(Records from a data collection)
──────────────────────────────

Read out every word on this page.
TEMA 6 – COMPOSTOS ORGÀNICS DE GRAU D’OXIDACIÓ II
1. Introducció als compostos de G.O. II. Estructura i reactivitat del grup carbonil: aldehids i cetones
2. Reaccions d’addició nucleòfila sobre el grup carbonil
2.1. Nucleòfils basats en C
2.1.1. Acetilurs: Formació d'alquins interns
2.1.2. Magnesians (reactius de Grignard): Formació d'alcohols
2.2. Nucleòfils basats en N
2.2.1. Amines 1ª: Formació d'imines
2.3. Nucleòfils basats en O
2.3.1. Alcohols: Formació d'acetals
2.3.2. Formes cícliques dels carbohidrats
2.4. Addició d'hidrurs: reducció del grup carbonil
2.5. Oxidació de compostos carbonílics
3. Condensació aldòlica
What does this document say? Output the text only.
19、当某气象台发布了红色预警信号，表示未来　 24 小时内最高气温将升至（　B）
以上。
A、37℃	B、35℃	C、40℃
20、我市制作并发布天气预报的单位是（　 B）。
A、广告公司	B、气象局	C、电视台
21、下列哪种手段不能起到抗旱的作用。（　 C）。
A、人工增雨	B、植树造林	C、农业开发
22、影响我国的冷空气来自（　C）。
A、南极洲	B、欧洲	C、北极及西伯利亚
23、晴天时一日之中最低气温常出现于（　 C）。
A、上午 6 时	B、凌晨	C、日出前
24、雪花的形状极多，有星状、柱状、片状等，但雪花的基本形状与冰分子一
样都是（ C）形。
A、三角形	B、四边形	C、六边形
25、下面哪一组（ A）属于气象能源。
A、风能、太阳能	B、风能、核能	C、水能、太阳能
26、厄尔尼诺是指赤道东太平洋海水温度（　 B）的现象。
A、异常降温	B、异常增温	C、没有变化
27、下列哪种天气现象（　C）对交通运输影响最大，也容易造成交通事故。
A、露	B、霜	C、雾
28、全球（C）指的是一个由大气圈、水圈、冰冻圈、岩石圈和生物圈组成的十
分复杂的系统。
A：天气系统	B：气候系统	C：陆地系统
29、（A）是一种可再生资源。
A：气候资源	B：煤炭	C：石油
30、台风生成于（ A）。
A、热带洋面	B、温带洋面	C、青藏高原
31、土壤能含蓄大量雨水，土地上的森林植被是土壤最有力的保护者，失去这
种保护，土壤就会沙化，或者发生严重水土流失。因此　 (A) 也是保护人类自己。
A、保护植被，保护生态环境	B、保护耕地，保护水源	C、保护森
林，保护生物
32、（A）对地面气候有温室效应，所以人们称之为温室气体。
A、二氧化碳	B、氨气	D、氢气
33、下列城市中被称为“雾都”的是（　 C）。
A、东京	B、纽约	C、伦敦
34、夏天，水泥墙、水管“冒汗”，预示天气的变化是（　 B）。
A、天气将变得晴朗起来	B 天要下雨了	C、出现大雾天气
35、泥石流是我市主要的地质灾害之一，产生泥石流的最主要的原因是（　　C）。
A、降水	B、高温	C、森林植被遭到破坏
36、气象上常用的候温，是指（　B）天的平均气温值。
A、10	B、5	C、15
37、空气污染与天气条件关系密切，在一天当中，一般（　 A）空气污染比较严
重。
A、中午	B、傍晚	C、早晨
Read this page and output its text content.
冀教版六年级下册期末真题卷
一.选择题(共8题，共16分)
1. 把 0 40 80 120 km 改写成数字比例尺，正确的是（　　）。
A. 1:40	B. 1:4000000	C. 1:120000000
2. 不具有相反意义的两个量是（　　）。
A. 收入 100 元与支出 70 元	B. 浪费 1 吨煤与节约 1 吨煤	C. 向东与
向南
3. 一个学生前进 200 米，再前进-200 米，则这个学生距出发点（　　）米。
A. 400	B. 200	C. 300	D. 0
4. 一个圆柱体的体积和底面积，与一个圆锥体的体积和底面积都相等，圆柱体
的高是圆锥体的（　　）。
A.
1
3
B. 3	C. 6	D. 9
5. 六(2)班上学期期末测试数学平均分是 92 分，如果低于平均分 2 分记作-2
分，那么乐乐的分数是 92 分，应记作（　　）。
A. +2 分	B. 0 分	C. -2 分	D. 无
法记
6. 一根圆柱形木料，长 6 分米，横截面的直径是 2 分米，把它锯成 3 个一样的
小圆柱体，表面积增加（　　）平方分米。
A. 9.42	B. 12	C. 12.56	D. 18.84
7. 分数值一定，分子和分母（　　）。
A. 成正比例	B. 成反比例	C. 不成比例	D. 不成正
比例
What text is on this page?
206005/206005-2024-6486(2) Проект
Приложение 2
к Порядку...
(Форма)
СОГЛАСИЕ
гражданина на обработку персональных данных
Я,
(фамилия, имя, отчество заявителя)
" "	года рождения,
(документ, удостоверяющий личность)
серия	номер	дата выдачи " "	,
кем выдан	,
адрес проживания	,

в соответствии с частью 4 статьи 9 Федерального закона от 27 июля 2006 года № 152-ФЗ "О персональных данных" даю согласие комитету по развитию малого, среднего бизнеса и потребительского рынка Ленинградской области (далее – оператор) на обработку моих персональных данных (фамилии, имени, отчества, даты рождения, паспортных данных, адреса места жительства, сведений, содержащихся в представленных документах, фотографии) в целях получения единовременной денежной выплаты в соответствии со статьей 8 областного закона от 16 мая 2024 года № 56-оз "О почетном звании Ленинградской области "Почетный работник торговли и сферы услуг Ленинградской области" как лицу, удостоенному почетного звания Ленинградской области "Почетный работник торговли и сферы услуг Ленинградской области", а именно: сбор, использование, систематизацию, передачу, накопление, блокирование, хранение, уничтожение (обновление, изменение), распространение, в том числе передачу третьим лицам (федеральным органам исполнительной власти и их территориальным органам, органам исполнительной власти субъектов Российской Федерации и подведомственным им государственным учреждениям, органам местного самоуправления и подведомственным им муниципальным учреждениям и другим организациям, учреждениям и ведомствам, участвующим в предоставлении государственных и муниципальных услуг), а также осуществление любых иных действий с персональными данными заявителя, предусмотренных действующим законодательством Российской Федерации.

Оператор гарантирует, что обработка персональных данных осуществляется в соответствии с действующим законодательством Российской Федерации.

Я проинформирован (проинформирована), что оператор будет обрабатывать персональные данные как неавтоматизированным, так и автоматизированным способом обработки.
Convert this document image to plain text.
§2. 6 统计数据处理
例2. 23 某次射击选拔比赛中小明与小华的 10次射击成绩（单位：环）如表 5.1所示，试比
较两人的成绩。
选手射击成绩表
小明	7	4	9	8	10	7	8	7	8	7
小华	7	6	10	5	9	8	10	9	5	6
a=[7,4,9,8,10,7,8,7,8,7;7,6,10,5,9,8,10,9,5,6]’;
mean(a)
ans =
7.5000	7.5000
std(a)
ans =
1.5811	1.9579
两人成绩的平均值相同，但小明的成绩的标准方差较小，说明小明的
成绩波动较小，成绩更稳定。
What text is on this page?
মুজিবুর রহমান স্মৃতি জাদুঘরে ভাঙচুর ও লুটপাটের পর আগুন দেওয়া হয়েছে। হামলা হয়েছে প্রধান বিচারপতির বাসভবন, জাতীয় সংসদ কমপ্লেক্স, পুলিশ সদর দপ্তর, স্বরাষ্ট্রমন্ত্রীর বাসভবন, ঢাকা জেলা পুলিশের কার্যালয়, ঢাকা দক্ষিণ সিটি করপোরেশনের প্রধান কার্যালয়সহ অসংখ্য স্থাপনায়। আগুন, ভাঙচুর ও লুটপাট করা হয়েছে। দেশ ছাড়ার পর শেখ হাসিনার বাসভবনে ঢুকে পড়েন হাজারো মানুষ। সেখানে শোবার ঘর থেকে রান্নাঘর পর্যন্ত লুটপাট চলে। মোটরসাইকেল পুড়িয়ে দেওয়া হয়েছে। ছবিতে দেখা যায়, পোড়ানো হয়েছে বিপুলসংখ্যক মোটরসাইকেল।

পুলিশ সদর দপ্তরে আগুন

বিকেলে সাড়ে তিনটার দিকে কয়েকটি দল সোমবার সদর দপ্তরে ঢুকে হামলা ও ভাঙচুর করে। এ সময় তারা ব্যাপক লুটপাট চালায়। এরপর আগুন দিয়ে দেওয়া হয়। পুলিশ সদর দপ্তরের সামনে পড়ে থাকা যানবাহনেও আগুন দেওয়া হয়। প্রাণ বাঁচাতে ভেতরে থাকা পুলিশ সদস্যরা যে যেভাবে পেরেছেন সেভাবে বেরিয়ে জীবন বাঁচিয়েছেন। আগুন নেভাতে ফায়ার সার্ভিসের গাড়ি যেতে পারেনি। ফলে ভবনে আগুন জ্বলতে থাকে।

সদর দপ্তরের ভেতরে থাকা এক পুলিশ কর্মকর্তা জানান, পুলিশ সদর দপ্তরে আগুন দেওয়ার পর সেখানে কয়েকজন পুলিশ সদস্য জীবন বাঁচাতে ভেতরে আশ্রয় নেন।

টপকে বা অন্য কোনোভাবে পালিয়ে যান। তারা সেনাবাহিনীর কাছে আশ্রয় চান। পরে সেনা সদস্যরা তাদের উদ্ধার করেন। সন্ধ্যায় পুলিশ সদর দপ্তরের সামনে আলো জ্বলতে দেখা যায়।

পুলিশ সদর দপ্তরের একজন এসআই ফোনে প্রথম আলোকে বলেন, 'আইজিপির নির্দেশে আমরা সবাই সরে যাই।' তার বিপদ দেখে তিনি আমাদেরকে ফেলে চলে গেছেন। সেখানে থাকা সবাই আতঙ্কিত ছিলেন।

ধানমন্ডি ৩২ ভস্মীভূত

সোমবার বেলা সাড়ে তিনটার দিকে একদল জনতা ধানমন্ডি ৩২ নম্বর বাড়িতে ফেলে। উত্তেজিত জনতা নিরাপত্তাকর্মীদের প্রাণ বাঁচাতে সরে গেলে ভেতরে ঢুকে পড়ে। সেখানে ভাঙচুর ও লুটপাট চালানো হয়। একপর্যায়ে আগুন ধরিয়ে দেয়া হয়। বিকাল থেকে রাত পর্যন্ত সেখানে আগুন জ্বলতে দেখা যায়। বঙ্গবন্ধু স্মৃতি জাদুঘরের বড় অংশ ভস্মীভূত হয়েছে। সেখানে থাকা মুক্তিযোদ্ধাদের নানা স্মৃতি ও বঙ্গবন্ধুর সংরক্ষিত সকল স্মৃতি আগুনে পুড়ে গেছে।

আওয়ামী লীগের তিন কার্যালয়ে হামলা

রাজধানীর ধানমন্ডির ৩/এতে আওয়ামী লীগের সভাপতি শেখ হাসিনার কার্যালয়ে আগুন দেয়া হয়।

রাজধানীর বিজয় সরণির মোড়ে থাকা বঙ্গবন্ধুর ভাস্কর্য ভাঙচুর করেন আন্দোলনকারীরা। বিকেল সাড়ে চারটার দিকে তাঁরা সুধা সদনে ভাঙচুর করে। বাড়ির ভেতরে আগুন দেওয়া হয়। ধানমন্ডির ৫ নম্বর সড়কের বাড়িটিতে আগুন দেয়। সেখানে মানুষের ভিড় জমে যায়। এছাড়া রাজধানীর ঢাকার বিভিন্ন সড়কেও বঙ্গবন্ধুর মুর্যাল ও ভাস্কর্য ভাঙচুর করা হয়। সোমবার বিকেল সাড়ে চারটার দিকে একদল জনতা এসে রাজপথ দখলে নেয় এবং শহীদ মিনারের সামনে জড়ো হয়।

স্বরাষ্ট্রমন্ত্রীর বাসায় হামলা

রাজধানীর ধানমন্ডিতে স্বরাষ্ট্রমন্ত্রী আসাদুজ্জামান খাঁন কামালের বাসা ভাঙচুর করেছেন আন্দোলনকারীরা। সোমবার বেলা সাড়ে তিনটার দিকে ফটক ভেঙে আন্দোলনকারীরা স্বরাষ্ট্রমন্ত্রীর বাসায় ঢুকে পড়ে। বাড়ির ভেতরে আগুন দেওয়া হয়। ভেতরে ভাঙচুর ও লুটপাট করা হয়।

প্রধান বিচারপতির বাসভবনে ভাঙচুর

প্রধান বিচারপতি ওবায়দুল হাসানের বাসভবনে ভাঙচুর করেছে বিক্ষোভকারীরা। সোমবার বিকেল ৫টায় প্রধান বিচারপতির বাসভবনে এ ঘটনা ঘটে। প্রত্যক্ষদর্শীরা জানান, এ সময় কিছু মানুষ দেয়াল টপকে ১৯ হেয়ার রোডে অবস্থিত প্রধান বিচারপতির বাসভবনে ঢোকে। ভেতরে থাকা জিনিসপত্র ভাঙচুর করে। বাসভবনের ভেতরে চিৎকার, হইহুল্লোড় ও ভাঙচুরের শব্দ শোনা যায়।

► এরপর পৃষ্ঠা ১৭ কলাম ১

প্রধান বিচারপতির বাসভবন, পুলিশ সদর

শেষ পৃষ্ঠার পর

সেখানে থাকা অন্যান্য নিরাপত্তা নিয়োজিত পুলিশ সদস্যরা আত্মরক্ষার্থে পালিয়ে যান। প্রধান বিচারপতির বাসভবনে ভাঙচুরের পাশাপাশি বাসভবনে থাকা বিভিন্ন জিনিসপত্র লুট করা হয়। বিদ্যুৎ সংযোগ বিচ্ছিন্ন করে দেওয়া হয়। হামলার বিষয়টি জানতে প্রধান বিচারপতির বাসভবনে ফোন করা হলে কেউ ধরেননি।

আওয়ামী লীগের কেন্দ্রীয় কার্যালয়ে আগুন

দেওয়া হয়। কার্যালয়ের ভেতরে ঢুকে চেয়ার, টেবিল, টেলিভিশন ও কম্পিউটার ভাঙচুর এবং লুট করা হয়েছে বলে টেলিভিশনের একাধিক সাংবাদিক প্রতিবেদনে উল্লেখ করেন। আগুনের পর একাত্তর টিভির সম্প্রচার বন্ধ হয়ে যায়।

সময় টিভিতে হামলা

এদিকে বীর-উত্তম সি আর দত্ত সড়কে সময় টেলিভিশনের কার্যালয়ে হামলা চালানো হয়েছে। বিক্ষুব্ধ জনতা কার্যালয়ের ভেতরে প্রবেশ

──────────────────────────────

## Task requirements
For the listing above, identify each line bearing "this".

## Worked answer
Read out every word on this page.
What does this document say? Output the text only.
Read this page and output its text content.
What text is on this page?
Convert this document image to plain text.
What text is on this page?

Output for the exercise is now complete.